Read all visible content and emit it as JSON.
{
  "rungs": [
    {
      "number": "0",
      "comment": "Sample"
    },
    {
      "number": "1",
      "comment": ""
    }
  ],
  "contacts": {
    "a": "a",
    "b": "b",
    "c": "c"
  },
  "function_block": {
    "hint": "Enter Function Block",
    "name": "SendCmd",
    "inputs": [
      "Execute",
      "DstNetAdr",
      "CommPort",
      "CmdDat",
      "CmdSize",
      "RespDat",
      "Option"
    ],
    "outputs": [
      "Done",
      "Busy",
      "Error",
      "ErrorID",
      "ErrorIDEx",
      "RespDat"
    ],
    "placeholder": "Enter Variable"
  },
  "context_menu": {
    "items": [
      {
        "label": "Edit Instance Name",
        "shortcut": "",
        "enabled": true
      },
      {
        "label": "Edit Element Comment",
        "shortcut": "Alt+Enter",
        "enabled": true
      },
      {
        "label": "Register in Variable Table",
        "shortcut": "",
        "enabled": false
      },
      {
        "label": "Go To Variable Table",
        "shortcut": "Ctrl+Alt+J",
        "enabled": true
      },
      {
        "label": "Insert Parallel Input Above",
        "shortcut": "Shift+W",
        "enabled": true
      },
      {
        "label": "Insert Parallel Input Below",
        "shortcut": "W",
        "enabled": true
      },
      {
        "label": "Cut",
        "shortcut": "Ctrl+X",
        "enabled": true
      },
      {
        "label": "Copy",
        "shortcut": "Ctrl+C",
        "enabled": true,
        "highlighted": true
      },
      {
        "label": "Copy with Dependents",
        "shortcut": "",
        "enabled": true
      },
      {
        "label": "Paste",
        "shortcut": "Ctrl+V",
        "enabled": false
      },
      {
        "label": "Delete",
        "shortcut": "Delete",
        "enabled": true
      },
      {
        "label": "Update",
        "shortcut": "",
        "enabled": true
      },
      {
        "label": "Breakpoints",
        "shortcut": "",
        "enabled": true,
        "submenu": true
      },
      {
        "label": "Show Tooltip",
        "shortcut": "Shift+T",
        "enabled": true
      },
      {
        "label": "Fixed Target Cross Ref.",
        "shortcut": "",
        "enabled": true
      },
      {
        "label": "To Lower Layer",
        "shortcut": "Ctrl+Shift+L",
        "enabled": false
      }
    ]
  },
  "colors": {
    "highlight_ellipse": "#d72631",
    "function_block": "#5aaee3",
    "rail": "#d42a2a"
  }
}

^^^^^^^^

Problem to work on: Write out the records above again, keeping each one identical to the original.

Solution below:
Read all visible content and emit it as JSON.
{
  "rungs": [
    {
      "number": "0",
      "comment": "Sample"
    },
    {
      "number": "1",
      "comment": ""
    }
  ],
  "contacts": {
    "a": "a",
    "b": "b",
    "c": "c"
  },
  "function_block": {
    "hint": "Enter Function Block",
    "name": "SendCmd",
    "inputs": [
      "Execute",
      "DstNetAdr",
      "CommPort",
      "CmdDat",
      "CmdSize",
      "RespDat",
      "Option"
    ],
    "outputs": [
      "Done",
      "Busy",
      "Error",
      "ErrorID",
      "ErrorIDEx",
      "RespDat"
    ],
    "placeholder": "Enter Variable"
  },
  "context_menu": {
    "items": [
      {
        "label": "Edit Instance Name",
        "shortcut": "",
        "enabled": true
      },
      {
        "label": "Edit Element Comment",
        "shortcut": "Alt+Enter",
        "enabled": true
      },
      {
        "label": "Register in Variable Table",
        "shortcut": "",
        "enabled": false
      },
      {
        "label": "Go To Variable Table",
        "shortcut": "Ctrl+Alt+J",
        "enabled": true
      },
      {
        "label": "Insert Parallel Input Above",
        "shortcut": "Shift+W",
        "enabled": true
      },
      {
        "label": "Insert Parallel Input Below",
        "shortcut": "W",
        "enabled": true
      },
      {
        "label": "Cut",
        "shortcut": "Ctrl+X",
        "enabled": true
      },
      {
        "label": "Copy",
        "shortcut": "Ctrl+C",
        "enabled": true,
        "highlighted": true
      },
      {
        "label": "Copy with Dependents",
        "shortcut": "",
        "enabled": true
      },
      {
        "label": "Paste",
        "shortcut": "Ctrl+V",
        "enabled": false
      },
      {
        "label": "Delete",
        "shortcut": "Delete",
        "enabled": true
      },
      {
        "label": "Update",
        "shortcut": "",
        "enabled": true
      },
      {
        "label": "Breakpoints",
        "shortcut": "",
        "enabled": true,
        "submenu": true
      },
      {
        "label": "Show Tooltip",
        "shortcut": "Shift+T",
        "enabled": true
      },
      {
        "label": "Fixed Target Cross Ref.",
        "shortcut": "",
        "enabled": true
      },
      {
        "label": "To Lower Layer",
        "shortcut": "Ctrl+Shift+L",
        "enabled": false
      }
    ]
  },
  "colors": {
    "highlight_ellipse": "#d72631",
    "function_block": "#5aaee3",
    "rail": "#d42a2a"
  }
}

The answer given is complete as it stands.